Entries supplied
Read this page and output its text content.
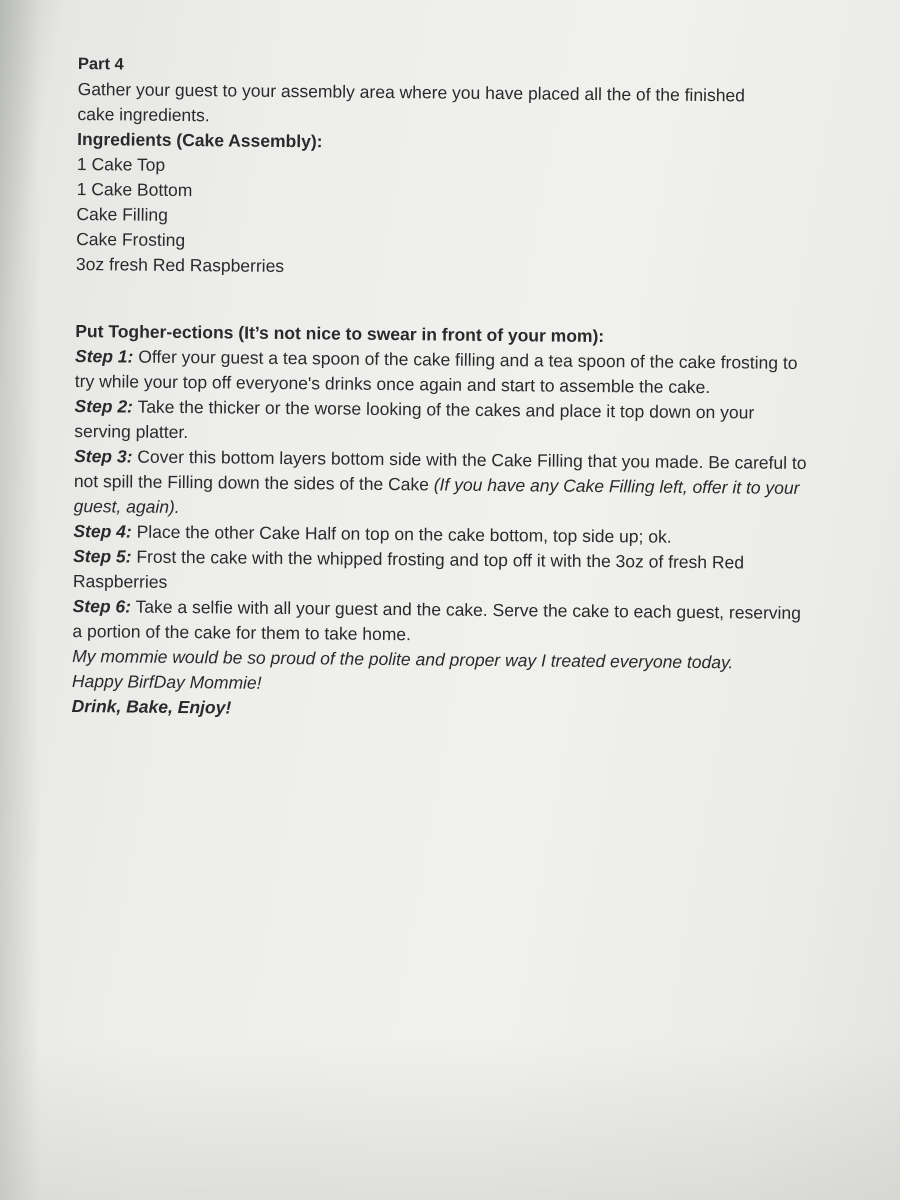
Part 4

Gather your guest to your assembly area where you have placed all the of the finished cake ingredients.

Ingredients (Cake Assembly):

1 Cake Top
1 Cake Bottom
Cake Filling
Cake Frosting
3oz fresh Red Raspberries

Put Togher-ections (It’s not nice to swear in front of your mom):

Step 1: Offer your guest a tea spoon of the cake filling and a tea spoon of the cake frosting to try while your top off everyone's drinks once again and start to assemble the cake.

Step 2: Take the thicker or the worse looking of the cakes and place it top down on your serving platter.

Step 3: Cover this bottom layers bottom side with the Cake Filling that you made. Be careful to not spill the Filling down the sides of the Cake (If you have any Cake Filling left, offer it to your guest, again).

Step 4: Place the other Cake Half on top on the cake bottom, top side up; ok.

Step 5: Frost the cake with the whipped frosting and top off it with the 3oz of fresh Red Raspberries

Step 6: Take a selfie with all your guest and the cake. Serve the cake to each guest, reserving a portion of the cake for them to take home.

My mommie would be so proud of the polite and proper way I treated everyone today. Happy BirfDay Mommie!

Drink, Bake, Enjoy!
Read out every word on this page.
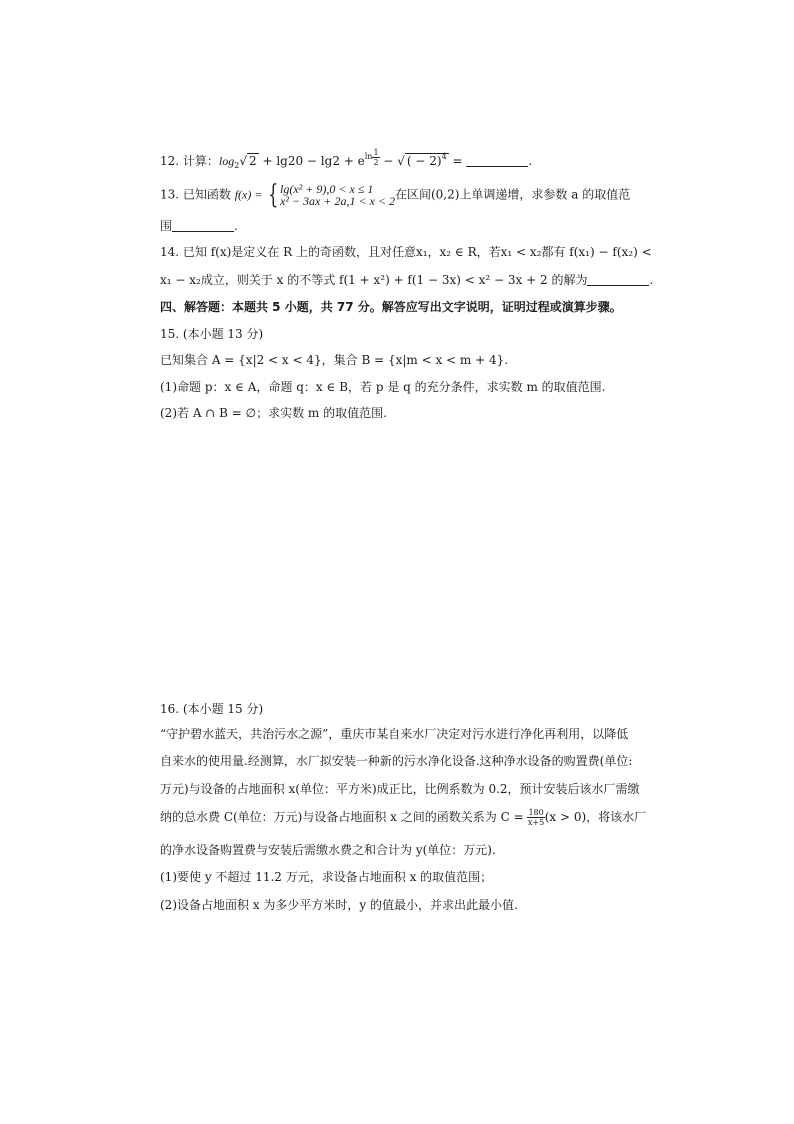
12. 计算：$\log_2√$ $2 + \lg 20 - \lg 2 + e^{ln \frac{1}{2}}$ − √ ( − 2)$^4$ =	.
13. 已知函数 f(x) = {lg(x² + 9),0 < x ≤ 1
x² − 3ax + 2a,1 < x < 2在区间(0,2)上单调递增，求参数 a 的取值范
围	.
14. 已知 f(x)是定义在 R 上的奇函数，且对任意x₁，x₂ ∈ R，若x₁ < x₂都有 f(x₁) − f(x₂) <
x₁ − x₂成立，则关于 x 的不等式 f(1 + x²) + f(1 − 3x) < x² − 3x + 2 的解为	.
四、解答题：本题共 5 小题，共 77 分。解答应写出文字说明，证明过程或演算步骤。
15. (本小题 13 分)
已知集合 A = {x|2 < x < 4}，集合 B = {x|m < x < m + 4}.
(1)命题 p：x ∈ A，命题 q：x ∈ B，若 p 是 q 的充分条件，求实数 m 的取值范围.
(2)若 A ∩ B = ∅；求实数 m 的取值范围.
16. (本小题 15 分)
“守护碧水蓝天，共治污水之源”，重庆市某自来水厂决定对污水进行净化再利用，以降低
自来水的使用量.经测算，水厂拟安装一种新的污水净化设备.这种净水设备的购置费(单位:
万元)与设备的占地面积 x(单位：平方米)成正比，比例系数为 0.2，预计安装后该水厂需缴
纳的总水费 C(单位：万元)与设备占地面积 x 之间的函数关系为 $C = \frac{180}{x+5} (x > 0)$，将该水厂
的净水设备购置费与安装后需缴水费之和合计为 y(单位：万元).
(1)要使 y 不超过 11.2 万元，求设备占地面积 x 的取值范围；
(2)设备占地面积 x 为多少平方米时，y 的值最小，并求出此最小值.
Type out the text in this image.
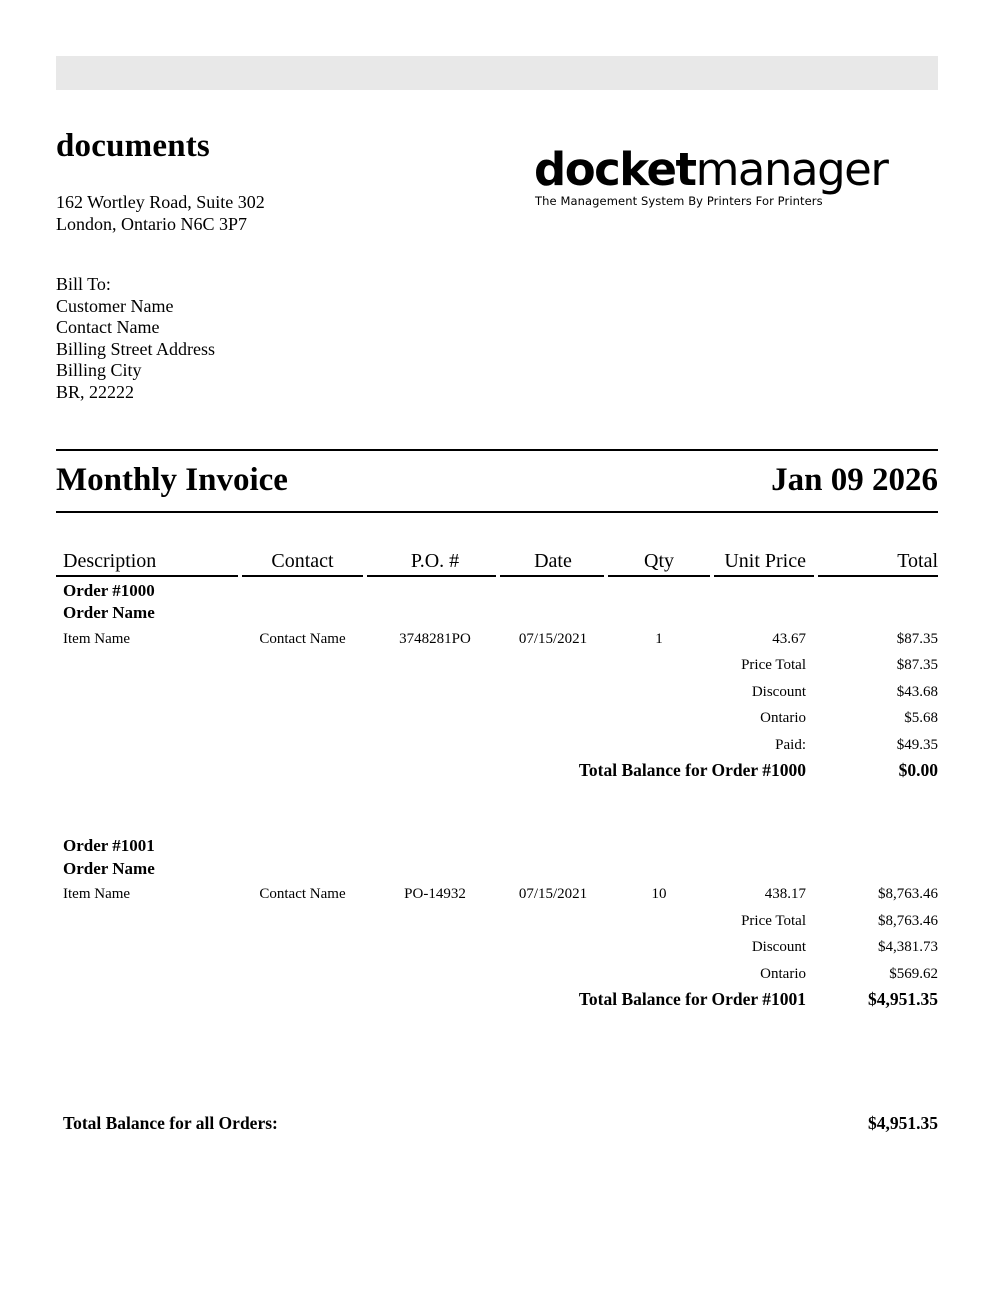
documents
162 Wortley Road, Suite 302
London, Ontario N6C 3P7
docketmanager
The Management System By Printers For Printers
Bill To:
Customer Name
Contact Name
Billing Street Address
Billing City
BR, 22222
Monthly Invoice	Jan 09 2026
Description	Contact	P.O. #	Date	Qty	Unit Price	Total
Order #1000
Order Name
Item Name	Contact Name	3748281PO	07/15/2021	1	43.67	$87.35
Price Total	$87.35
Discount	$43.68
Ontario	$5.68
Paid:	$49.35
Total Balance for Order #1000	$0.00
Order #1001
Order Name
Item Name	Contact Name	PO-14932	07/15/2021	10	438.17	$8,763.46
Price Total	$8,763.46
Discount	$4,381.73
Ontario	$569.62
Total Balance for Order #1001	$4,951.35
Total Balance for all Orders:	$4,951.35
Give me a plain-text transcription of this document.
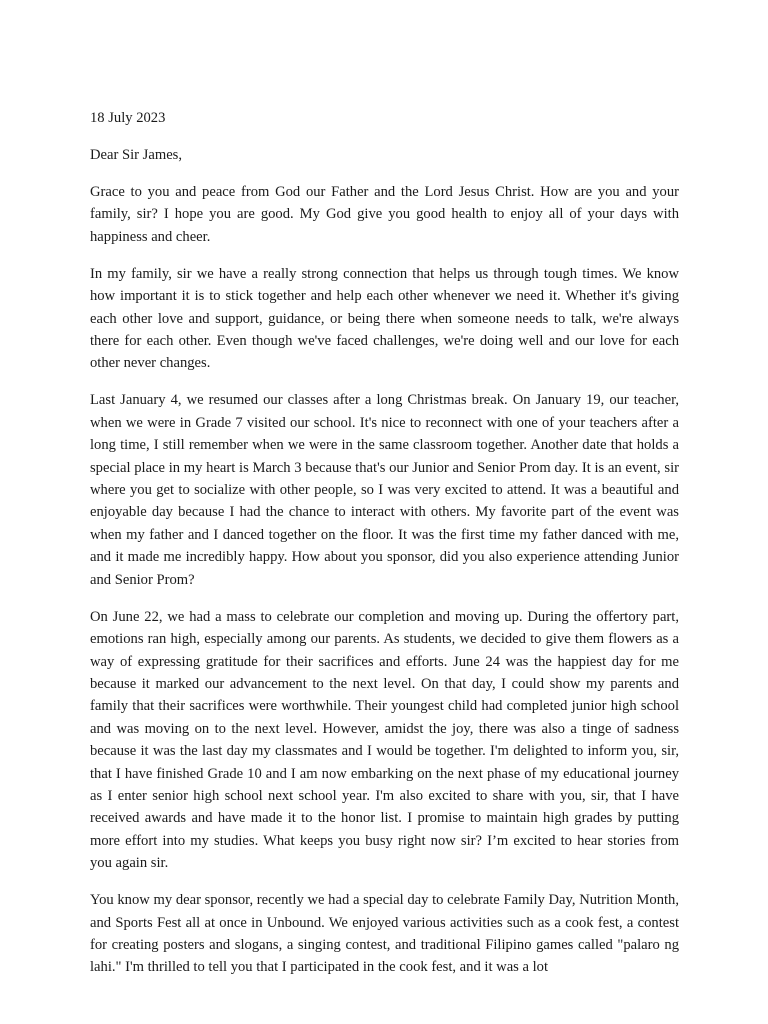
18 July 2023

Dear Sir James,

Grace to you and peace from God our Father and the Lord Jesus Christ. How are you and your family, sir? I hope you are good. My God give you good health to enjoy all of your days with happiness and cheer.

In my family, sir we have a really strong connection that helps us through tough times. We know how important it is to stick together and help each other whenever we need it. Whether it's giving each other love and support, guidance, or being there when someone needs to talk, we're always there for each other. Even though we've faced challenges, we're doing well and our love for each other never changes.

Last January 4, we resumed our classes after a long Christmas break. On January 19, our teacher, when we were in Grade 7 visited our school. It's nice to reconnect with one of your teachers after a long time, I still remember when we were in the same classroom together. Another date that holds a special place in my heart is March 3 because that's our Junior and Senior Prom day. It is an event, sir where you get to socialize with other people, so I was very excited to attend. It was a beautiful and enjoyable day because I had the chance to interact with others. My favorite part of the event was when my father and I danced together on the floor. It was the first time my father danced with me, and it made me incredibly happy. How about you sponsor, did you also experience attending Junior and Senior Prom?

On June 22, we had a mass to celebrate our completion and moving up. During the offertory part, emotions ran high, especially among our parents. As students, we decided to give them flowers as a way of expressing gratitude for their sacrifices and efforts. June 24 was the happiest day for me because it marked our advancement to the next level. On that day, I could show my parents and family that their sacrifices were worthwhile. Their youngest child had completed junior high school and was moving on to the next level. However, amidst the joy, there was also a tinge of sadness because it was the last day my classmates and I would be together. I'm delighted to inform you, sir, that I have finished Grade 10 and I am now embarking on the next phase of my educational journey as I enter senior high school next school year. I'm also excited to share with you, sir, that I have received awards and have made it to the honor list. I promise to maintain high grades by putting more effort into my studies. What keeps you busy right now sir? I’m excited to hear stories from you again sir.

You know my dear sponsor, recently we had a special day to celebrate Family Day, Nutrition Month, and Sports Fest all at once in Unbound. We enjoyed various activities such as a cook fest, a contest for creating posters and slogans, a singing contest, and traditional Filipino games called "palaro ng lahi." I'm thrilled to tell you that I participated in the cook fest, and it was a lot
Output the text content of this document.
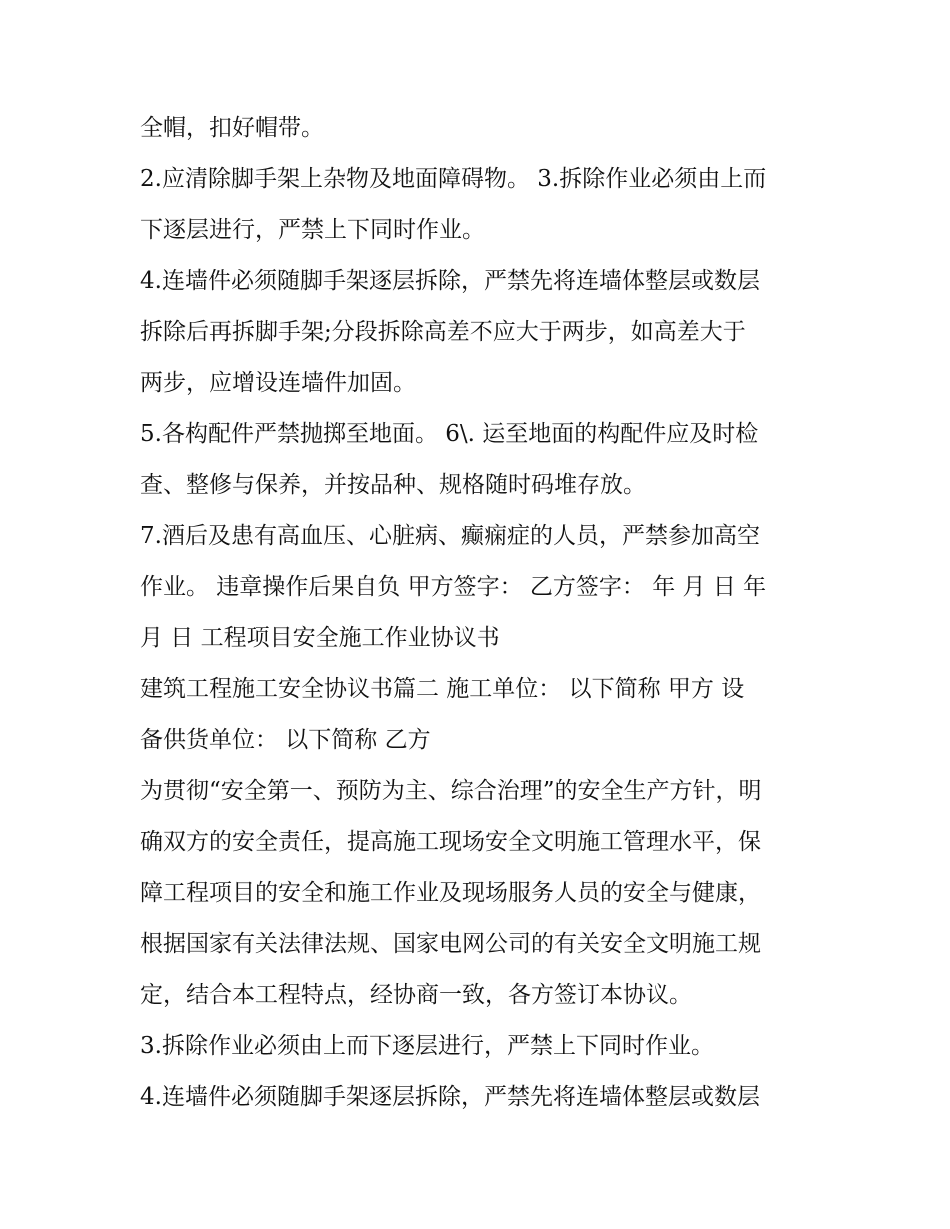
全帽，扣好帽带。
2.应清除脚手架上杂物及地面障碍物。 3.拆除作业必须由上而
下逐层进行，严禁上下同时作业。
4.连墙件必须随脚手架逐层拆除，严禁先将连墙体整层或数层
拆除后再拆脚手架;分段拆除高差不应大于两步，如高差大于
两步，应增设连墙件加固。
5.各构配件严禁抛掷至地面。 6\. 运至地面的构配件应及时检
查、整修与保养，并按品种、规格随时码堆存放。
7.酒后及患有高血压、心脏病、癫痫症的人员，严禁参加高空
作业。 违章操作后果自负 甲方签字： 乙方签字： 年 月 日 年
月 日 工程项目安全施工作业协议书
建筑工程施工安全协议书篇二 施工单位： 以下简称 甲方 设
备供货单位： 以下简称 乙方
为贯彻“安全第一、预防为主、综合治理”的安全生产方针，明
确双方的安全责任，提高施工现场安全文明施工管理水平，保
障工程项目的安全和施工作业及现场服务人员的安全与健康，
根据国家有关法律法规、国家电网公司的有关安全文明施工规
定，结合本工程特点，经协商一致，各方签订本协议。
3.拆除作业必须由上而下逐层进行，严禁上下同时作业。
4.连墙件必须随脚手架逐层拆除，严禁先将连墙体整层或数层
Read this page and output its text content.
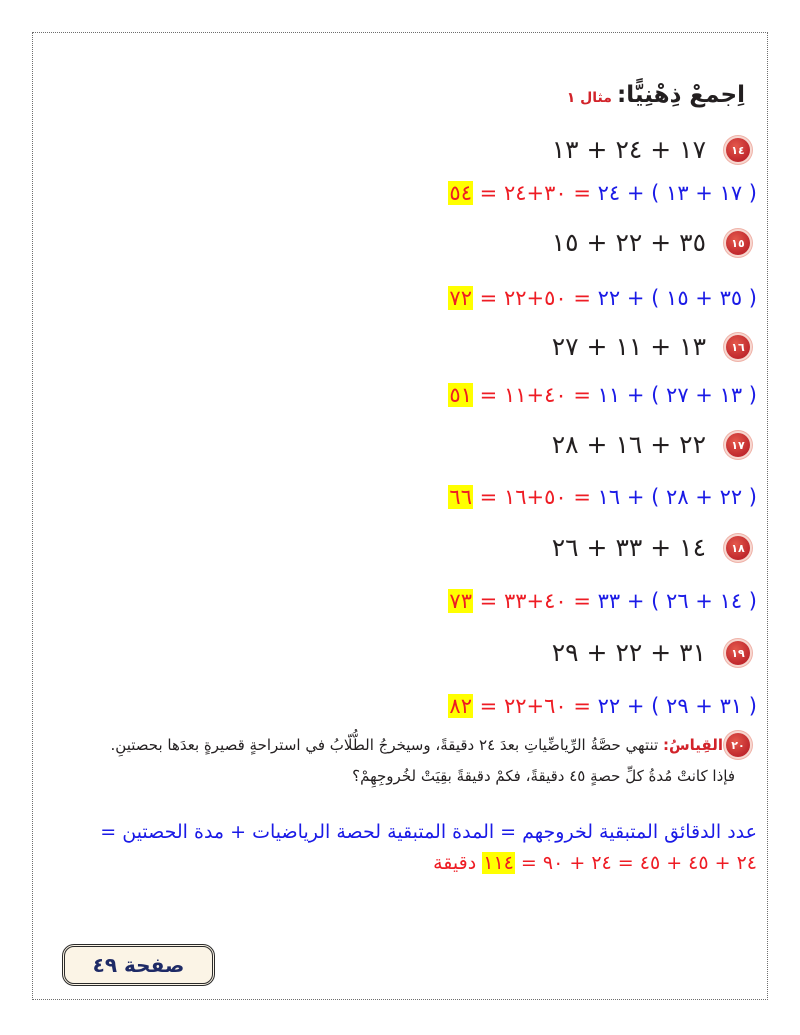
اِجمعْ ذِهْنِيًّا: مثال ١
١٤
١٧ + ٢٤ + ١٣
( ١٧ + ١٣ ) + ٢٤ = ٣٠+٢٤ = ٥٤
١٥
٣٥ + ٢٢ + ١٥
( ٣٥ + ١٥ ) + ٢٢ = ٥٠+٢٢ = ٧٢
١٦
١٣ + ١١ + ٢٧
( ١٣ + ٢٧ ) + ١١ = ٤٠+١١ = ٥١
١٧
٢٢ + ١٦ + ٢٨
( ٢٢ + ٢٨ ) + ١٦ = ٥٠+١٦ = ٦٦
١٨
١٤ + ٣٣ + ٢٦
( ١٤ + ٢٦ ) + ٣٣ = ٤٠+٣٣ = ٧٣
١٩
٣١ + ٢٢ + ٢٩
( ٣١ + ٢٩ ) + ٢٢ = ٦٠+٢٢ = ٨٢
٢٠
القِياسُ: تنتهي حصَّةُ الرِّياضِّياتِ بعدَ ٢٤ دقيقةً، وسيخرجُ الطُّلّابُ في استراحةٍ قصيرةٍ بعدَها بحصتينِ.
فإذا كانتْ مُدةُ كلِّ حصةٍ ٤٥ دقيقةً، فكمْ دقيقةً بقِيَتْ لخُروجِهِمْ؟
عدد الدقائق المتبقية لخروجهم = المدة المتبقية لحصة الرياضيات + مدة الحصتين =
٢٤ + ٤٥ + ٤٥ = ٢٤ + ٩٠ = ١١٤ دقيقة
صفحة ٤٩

Direction
Pick out each line that holds the string "Take".

Task result
Step 2: Take the thicker or the worse looking of the cakes and place it top down on your serving platter.
Step 6: Take a selfie with all your guest and the cake. Serve the cake to each guest, reserving a portion of the cake for them to take home.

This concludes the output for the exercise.